**Challenge**:
Check every line below for the string "veterinary", and copy the lines that contain it.

**Stored records**:
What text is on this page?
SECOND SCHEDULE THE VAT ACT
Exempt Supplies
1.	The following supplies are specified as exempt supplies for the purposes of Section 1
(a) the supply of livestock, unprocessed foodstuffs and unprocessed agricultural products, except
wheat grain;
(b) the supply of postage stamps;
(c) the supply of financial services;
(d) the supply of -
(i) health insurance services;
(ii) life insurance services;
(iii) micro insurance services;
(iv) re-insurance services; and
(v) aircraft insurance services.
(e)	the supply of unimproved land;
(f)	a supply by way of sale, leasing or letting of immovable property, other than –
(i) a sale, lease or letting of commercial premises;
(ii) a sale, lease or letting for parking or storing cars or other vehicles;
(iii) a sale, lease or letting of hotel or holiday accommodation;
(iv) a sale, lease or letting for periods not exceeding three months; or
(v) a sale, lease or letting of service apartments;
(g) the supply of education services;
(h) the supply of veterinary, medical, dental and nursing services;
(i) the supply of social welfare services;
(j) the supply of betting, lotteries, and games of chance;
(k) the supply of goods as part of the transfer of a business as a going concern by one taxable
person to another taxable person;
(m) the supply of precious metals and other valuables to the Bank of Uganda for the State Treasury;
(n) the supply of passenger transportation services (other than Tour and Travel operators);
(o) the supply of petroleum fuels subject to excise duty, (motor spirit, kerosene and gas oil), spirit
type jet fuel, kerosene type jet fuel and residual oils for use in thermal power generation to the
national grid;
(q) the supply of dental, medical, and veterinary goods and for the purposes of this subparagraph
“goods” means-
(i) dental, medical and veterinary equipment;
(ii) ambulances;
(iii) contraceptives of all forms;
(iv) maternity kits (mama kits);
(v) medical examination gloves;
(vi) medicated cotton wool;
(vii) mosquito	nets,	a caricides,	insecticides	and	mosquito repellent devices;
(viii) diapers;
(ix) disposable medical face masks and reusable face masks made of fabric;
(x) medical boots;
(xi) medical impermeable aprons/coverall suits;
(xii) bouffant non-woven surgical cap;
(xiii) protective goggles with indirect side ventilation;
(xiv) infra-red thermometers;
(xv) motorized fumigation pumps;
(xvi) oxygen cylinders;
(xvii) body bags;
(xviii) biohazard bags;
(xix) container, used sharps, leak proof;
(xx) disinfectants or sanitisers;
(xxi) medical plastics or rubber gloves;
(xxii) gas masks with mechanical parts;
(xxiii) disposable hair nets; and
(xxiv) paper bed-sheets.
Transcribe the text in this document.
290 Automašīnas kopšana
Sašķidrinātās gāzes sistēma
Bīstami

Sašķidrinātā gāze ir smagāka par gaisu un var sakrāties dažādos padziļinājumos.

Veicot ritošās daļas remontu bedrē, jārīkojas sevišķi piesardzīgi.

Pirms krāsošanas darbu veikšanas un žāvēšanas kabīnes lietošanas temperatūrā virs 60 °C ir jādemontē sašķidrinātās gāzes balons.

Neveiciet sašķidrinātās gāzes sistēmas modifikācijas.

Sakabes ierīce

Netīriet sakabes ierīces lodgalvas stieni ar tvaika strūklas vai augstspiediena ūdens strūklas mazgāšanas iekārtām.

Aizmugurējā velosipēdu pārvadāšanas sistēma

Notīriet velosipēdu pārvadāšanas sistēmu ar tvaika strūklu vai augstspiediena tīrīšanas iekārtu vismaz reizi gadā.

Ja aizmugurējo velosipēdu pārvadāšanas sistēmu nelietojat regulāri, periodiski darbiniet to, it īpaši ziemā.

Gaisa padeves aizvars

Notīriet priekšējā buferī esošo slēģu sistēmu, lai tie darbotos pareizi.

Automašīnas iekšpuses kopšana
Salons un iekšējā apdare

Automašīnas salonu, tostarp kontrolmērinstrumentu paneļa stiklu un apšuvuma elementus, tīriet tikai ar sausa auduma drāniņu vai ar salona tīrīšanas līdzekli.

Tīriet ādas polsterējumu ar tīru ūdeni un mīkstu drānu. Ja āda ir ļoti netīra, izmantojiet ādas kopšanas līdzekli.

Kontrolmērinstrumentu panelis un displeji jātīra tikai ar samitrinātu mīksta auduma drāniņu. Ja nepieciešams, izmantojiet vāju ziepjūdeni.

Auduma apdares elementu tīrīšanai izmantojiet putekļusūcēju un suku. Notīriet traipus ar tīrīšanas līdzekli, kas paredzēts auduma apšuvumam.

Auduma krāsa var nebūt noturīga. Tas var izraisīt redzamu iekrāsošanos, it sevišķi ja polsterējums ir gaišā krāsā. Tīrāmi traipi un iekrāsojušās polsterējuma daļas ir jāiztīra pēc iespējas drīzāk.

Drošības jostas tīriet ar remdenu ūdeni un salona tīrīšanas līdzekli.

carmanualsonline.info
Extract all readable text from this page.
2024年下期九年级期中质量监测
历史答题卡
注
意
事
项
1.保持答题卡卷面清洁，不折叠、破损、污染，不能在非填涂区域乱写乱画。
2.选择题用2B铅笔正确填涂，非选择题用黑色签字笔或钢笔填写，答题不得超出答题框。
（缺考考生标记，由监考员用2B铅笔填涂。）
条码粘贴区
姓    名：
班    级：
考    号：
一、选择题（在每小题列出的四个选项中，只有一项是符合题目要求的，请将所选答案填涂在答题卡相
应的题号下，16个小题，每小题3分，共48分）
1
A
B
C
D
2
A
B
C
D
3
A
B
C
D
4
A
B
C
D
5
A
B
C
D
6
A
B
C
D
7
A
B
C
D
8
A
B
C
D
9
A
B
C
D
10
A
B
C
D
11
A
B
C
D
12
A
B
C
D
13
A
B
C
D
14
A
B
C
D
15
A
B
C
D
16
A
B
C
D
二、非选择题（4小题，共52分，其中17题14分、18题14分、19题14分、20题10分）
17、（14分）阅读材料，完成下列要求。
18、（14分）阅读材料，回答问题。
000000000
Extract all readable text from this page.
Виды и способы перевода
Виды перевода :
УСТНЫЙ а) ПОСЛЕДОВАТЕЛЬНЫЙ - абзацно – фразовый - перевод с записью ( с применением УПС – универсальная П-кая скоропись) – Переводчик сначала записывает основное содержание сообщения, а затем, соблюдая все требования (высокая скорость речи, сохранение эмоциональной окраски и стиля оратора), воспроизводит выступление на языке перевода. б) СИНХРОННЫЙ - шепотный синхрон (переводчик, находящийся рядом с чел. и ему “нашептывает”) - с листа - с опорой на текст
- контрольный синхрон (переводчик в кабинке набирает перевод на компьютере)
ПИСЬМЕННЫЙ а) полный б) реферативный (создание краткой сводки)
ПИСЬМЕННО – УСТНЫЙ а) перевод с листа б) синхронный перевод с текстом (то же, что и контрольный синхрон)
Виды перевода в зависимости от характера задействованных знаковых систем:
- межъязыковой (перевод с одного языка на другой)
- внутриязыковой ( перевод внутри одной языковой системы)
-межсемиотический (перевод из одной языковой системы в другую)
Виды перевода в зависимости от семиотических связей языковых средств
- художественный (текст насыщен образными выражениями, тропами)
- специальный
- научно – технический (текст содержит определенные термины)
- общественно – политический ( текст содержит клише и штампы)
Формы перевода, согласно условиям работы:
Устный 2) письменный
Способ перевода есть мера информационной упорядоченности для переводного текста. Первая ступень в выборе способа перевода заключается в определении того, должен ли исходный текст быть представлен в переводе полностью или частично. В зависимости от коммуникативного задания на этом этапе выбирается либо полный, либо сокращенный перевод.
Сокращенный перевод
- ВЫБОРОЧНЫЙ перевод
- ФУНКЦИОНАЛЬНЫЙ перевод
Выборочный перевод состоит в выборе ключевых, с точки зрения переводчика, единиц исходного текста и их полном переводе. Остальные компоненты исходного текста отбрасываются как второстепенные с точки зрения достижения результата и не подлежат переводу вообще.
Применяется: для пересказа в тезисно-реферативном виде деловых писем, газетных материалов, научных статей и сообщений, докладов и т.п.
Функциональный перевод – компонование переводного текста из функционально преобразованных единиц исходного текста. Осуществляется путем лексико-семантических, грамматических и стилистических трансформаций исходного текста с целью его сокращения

**Output below**:
(h) the supply of veterinary, medical, dental and nursing services;
(q) the supply of dental, medical, and veterinary goods and for the purposes of this subparagraph
(i) dental, medical and veterinary equipment;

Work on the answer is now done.